(Extracted records)
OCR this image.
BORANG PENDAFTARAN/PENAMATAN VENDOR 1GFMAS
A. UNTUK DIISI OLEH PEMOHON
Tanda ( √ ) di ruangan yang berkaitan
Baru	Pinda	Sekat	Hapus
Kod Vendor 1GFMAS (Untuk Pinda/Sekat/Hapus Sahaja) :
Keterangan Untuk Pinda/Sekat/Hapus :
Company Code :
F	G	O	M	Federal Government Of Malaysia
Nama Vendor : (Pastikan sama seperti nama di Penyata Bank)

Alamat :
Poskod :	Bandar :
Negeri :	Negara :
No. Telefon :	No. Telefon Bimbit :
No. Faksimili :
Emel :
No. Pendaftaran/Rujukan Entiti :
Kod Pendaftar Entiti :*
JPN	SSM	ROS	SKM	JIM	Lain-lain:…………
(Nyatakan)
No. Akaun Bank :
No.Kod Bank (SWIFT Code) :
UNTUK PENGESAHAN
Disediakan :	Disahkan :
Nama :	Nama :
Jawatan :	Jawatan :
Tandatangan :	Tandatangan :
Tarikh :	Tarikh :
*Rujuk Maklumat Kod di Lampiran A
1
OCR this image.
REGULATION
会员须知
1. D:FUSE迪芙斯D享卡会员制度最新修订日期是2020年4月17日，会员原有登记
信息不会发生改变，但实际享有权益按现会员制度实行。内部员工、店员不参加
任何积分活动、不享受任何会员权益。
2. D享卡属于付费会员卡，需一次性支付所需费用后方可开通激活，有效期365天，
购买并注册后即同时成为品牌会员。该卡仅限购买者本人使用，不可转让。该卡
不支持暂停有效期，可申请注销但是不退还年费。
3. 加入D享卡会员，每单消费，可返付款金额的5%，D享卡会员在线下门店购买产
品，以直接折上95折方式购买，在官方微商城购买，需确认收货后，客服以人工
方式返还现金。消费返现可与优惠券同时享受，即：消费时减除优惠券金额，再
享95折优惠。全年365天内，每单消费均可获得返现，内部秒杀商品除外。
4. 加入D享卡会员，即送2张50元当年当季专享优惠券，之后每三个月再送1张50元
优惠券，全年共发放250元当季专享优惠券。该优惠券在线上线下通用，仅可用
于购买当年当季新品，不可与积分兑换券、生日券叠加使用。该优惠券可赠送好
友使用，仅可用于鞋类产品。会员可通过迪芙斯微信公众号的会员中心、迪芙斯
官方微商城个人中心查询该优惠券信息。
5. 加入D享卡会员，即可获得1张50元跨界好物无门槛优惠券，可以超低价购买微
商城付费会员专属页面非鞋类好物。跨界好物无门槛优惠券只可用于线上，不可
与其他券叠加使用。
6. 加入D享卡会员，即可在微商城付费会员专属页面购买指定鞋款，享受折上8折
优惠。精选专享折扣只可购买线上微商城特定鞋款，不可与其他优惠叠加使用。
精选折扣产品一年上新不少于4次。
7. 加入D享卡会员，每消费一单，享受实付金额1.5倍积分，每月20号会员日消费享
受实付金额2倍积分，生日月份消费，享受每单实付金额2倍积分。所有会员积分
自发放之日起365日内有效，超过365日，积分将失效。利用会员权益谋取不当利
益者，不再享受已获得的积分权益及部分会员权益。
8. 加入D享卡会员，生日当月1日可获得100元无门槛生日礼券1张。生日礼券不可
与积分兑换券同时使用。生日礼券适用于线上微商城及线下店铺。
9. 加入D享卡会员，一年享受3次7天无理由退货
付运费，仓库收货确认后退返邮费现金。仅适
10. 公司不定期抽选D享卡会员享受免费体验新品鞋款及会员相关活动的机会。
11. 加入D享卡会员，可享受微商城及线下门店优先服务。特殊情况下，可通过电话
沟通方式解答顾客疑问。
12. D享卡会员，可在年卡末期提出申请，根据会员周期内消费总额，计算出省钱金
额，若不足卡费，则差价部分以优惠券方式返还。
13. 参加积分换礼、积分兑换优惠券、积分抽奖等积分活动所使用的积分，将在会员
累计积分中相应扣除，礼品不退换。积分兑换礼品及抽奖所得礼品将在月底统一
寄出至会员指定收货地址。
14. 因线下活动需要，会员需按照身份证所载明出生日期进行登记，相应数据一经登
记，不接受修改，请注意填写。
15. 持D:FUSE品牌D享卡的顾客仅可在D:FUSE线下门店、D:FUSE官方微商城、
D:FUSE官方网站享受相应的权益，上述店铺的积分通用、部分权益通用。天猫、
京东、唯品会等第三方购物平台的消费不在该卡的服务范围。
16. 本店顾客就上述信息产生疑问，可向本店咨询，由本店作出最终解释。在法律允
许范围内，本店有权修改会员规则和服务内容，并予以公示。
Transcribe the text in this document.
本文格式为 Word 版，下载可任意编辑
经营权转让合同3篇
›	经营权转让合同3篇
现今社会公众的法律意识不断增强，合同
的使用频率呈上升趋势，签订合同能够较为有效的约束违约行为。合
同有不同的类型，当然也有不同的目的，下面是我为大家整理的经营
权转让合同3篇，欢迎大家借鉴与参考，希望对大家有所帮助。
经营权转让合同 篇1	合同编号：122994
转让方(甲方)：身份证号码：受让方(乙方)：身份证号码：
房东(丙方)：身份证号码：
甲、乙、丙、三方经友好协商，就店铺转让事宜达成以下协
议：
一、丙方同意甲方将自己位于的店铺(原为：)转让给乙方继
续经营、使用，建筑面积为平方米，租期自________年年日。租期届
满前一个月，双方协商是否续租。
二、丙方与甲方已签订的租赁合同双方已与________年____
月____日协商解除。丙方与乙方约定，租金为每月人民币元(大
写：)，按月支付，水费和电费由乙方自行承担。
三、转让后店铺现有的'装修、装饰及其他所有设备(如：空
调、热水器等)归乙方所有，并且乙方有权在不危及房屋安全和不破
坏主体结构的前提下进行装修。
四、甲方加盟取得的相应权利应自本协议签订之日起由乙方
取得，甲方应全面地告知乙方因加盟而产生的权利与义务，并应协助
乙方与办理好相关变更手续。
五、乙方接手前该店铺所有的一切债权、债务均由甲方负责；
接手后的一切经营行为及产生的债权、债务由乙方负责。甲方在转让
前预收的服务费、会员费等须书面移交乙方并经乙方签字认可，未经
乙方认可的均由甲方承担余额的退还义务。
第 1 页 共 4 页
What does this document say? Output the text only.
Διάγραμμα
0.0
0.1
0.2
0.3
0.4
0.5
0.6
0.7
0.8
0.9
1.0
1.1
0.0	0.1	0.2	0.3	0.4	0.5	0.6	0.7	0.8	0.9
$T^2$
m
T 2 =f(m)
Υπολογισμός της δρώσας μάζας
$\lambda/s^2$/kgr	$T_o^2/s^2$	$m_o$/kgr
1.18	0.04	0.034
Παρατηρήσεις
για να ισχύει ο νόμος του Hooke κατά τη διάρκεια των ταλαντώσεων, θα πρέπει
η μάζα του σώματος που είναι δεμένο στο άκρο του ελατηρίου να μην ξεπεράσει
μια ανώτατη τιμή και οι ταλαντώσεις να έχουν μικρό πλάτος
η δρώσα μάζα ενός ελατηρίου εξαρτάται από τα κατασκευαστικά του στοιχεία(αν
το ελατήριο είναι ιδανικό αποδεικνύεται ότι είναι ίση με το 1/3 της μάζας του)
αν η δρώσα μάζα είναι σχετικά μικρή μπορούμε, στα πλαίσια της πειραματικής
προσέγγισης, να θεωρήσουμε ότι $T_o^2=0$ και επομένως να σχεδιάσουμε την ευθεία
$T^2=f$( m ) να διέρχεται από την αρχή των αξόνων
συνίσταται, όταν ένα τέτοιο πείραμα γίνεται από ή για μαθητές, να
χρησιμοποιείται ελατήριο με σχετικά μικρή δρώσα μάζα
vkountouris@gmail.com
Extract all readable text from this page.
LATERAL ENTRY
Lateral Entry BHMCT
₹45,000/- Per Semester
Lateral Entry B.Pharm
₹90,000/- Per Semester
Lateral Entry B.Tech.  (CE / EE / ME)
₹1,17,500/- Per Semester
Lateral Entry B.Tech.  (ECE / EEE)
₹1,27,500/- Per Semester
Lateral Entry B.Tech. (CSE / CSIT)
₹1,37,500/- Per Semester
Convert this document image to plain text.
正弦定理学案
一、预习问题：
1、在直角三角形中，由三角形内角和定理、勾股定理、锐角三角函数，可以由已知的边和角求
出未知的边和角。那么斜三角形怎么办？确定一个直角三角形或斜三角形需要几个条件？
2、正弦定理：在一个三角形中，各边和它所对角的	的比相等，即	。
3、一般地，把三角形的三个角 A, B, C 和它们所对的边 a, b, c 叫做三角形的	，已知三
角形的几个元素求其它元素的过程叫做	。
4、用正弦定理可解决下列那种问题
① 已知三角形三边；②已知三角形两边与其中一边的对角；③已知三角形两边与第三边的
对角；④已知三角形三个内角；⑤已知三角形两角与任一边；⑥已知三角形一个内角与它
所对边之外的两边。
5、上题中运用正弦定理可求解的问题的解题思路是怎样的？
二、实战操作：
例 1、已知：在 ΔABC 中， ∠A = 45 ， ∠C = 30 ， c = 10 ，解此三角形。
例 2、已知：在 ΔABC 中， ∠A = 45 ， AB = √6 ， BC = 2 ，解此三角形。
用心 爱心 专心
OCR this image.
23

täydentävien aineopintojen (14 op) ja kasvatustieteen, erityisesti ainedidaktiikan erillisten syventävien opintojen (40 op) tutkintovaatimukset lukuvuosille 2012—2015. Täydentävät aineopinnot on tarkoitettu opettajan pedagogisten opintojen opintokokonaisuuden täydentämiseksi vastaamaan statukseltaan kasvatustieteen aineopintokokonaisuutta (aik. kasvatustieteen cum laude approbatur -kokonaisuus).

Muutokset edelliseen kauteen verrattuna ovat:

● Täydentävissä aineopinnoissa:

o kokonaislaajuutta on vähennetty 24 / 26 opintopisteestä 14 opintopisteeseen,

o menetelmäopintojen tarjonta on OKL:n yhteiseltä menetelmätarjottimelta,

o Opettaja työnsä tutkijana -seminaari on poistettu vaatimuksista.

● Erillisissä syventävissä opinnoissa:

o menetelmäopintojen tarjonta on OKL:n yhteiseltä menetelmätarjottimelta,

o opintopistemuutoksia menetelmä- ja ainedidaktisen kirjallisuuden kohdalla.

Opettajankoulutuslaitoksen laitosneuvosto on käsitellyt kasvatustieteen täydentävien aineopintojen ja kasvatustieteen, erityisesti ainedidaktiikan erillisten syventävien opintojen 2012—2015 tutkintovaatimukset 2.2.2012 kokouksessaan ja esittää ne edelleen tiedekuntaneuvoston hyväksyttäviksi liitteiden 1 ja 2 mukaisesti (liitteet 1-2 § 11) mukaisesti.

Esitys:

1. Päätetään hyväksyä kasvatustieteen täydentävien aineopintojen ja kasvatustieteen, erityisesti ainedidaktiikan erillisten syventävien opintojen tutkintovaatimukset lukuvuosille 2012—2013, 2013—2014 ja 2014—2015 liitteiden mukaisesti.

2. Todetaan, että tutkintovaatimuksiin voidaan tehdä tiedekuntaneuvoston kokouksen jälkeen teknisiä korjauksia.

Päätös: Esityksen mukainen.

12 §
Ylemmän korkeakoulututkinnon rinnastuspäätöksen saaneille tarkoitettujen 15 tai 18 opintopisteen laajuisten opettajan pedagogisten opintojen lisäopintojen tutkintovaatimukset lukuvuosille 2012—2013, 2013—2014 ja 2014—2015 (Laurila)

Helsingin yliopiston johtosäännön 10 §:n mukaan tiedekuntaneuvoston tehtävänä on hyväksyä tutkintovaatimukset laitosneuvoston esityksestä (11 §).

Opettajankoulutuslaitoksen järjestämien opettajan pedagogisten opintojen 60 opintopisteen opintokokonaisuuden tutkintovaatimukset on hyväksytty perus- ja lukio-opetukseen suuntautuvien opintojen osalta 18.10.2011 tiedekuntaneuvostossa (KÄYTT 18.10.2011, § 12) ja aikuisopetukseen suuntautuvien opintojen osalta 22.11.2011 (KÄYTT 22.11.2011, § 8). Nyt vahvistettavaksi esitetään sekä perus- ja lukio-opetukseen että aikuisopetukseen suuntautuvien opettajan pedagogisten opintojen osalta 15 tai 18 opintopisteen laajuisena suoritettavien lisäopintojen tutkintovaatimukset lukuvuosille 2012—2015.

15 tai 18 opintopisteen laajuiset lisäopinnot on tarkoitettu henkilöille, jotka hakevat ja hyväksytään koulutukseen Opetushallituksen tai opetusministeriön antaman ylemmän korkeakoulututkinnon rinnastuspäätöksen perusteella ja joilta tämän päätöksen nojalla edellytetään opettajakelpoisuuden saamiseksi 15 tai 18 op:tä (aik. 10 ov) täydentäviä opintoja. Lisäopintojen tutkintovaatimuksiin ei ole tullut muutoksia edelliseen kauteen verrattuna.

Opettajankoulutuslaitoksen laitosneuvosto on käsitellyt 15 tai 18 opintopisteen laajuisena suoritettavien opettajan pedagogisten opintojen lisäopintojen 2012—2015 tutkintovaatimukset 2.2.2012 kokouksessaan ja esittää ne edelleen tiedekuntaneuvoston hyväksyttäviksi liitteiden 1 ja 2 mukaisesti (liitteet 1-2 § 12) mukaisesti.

## What the exercise asks
Look through the listing above. Pick out each line with "this" and copy it.

## The completed task
OCR this image.
OCR this image.
Transcribe the text in this document.
What does this document say? Output the text only.
Extract all readable text from this page.
Convert this document image to plain text.
OCR this image.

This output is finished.